* **Required task**
What number of lines hold the word "velocity"? State that number and nothing besides.

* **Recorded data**

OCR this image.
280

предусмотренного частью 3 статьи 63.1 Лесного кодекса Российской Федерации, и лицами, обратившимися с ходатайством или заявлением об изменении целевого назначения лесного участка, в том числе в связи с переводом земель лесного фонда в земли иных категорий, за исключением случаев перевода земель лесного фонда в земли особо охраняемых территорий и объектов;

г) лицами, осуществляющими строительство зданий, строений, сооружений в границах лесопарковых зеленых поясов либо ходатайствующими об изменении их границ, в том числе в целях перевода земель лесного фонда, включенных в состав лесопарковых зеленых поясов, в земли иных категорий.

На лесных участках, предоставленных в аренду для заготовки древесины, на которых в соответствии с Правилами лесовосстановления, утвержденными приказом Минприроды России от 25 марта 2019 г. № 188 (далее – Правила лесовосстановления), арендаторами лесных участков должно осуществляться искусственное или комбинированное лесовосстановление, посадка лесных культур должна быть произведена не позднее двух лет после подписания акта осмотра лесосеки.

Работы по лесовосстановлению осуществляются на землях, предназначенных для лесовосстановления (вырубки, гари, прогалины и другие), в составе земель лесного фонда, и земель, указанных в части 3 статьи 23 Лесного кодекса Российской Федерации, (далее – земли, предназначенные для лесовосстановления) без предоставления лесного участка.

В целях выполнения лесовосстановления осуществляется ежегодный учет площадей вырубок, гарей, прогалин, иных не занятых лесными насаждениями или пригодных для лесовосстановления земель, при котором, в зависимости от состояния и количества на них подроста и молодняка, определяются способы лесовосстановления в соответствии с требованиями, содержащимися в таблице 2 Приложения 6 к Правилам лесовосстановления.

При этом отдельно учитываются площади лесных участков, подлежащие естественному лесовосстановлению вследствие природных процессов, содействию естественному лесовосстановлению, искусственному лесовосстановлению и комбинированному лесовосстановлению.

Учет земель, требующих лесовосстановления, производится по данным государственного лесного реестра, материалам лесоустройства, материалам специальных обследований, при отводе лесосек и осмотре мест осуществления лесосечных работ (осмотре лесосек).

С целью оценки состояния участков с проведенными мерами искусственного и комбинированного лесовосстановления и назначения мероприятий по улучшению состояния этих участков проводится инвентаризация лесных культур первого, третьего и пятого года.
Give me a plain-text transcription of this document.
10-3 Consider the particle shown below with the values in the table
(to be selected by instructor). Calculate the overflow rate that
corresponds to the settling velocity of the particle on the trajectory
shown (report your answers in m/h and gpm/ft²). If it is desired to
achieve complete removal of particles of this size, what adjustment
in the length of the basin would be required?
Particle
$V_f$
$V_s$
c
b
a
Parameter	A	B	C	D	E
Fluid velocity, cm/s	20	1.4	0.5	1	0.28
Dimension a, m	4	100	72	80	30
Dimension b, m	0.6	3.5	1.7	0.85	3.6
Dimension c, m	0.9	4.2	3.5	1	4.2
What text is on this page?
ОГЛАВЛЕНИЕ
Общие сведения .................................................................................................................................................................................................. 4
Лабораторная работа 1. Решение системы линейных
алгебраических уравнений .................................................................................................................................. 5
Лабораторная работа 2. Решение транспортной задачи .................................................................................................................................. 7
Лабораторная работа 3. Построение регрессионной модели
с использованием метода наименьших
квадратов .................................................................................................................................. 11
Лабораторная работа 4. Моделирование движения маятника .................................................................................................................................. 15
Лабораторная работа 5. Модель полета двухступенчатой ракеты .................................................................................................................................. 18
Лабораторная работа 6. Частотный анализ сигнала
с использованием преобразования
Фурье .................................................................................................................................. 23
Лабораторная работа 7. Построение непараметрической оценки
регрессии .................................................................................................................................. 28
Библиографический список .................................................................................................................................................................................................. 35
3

* **Task response**
2